* **DATA EXTRACT**:
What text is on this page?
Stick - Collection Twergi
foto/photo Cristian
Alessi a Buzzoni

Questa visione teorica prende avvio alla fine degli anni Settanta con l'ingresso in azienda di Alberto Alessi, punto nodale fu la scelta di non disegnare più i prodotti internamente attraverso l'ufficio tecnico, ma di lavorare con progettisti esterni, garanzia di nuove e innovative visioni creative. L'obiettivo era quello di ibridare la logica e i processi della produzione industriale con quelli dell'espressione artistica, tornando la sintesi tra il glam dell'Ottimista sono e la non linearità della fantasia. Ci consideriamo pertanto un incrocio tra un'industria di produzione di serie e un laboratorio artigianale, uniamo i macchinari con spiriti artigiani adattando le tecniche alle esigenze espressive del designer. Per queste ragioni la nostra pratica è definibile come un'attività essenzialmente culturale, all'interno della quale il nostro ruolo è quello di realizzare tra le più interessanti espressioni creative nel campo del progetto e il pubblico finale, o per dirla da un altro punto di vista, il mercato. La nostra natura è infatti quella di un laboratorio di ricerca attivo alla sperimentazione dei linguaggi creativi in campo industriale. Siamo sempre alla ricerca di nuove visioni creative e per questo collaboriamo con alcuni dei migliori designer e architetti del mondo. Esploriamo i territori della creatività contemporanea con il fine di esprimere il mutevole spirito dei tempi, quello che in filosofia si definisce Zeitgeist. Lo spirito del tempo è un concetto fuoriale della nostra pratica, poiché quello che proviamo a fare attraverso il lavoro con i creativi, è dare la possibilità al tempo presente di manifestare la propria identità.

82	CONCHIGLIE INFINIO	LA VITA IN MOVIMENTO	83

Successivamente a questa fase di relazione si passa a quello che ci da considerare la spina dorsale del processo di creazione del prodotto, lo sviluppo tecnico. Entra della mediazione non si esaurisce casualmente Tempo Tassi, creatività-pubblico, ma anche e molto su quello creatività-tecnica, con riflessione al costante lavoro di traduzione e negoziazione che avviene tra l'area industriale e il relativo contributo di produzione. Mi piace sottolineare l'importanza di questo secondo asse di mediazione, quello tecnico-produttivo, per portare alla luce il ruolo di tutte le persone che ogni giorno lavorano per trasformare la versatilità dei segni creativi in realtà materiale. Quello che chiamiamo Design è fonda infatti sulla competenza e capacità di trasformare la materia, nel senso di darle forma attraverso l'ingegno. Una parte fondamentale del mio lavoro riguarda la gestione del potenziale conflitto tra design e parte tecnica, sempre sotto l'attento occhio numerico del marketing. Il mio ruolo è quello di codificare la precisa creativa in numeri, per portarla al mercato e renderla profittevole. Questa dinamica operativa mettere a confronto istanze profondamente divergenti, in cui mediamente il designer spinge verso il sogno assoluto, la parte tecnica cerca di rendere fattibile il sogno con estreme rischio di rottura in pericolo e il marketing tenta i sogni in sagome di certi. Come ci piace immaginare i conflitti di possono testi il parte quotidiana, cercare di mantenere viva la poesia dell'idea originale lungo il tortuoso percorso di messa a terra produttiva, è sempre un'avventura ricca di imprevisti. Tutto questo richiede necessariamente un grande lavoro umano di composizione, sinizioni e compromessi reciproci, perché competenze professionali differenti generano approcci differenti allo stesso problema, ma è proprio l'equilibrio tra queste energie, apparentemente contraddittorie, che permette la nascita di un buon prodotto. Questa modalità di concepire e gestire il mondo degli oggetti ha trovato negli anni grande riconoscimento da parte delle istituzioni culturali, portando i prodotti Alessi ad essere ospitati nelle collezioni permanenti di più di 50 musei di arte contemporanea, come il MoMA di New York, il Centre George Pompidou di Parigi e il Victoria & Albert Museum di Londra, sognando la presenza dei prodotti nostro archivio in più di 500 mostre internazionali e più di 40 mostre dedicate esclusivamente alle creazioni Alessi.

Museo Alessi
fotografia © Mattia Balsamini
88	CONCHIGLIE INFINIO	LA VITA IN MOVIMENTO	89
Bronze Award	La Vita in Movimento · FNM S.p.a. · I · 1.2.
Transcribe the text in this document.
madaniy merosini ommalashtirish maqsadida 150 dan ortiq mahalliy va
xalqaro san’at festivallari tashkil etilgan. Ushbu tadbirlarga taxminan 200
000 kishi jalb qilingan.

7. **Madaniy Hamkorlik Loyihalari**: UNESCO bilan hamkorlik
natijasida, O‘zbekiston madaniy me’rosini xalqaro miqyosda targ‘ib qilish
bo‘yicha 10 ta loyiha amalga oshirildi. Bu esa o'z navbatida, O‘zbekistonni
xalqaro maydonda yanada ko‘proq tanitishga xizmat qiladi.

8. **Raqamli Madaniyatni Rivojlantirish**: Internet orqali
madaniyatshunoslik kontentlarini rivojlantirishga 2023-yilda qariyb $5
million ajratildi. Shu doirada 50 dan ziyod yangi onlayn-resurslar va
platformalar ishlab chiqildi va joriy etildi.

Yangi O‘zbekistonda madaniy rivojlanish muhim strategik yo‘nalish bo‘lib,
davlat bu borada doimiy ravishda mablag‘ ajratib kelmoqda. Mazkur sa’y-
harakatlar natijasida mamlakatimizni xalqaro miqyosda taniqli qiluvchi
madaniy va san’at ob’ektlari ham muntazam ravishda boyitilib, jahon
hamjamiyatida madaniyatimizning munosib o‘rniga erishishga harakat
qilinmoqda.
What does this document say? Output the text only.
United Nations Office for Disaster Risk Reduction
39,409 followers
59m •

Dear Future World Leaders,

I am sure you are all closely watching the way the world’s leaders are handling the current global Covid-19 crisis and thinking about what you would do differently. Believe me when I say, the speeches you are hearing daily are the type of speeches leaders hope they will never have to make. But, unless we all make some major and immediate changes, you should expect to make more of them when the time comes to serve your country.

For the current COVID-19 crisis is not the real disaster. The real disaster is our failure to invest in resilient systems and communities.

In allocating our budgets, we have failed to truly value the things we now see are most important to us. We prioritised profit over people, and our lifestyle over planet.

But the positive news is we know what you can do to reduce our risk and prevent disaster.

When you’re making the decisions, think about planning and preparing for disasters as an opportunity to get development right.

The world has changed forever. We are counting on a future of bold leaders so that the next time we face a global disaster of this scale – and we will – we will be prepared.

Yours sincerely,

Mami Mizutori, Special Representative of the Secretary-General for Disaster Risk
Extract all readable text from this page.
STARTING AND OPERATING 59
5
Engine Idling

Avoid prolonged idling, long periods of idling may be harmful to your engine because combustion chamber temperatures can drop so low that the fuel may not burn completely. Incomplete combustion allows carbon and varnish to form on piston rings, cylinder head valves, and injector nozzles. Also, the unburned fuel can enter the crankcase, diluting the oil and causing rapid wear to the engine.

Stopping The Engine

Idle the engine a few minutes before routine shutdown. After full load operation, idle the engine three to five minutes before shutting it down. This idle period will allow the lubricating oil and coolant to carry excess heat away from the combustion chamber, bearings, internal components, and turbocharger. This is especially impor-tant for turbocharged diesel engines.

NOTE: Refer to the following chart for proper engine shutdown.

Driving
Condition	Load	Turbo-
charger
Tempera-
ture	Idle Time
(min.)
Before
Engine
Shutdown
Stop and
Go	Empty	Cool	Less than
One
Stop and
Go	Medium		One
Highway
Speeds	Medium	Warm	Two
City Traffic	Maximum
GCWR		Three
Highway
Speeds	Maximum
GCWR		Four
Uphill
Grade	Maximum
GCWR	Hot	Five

* **THE EXERCISE**: Search the listing for the string "document". Copy each line where it turns up.

* **THE SOLUTION**:
Transcribe the text in this document.
What does this document say? Output the text only.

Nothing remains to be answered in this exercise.